EXERCISE OBJECTIVE
Find each line with the string "color" and copy it.

[START OF AVAILABLE RECORDS]

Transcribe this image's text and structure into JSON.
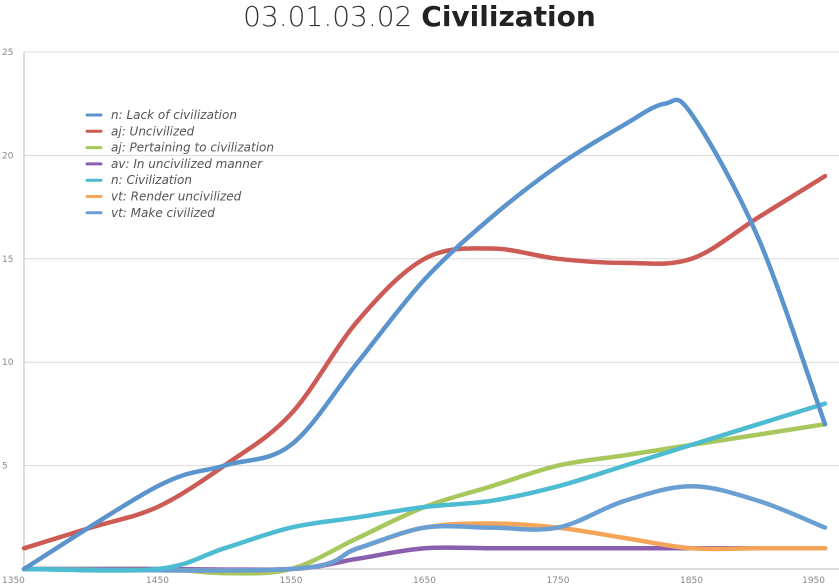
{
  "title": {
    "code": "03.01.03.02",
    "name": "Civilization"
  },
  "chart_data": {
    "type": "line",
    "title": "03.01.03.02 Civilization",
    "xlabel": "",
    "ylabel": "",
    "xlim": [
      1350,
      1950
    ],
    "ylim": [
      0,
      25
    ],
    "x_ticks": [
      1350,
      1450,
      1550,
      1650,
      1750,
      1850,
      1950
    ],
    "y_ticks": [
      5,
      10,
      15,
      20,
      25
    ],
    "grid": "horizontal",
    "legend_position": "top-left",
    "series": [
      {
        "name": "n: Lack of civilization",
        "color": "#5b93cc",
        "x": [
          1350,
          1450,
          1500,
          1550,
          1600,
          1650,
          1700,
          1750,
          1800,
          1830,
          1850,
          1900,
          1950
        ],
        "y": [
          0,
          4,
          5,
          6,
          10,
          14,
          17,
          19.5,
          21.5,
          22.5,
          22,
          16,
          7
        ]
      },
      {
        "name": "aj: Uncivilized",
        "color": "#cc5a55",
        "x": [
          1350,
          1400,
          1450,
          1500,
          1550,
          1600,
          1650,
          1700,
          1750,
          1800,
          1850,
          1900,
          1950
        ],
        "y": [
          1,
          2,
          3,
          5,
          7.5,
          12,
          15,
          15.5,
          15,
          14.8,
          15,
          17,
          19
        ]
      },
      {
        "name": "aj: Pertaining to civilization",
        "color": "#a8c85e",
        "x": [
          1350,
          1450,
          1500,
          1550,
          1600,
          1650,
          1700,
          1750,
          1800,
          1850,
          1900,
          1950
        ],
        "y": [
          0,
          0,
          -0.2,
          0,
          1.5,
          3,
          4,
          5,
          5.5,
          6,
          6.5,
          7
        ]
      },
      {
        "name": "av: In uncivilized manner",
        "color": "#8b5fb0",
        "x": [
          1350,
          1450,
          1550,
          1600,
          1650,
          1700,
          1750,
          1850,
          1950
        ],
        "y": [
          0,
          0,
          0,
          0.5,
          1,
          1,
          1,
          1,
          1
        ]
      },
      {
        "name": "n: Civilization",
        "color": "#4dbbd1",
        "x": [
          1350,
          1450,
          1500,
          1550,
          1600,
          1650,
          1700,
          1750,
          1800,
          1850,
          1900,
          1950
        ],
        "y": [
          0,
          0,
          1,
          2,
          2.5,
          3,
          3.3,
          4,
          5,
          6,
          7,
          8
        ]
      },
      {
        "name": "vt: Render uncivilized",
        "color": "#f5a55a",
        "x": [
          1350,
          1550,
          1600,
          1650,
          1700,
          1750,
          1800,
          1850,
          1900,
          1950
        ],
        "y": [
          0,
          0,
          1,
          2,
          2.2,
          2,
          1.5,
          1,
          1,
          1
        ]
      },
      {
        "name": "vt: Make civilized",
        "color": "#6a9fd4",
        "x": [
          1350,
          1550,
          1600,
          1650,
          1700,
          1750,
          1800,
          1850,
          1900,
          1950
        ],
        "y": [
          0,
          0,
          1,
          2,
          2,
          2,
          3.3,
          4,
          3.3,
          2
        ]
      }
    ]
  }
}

[END OF AVAILABLE RECORDS]

COMPLETE ANSWER
        "color": "#5b93cc",
        "color": "#cc5a55",
        "color": "#a8c85e",
        "color": "#8b5fb0",
        "color": "#4dbbd1",
        "color": "#f5a55a",
        "color": "#6a9fd4",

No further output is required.